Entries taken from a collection
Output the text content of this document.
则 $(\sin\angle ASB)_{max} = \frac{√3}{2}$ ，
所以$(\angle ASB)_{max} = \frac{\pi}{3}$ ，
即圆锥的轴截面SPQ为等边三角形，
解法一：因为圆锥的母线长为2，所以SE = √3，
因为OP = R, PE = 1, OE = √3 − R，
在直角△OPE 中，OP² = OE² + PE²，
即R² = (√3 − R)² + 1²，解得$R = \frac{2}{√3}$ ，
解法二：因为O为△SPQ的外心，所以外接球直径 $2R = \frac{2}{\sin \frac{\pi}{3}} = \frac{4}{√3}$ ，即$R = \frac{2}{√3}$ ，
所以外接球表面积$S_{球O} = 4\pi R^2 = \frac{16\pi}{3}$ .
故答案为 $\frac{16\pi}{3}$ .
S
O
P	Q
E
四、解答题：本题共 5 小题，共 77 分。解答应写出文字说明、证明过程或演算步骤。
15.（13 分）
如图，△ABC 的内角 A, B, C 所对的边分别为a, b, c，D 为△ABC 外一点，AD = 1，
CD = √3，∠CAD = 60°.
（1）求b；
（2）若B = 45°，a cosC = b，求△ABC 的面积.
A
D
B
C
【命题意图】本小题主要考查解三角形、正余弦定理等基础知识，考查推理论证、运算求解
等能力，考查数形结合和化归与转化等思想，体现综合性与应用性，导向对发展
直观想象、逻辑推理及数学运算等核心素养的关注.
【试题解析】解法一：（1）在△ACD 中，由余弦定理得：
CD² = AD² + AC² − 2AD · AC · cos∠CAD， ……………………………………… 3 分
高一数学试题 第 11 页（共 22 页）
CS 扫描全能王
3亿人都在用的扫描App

• [EXERCISE GOAL]
Scan the material for lines with the word "frac", and copy each line you find.

• [OUTPUT FOR THIS TASK]
则 $(\sin\angle ASB)_{max} = \frac{√3}{2}$ ，
所以$(\angle ASB)_{max} = \frac{\pi}{3}$ ，
即R² = (√3 − R)² + 1²，解得$R = \frac{2}{√3}$ ，
解法二：因为O为△SPQ的外心，所以外接球直径 $2R = \frac{2}{\sin \frac{\pi}{3}} = \frac{4}{√3}$ ，即$R = \frac{2}{√3}$ ，
所以外接球表面积$S_{球O} = 4\pi R^2 = \frac{16\pi}{3}$ .
故答案为 $\frac{16\pi}{3}$ .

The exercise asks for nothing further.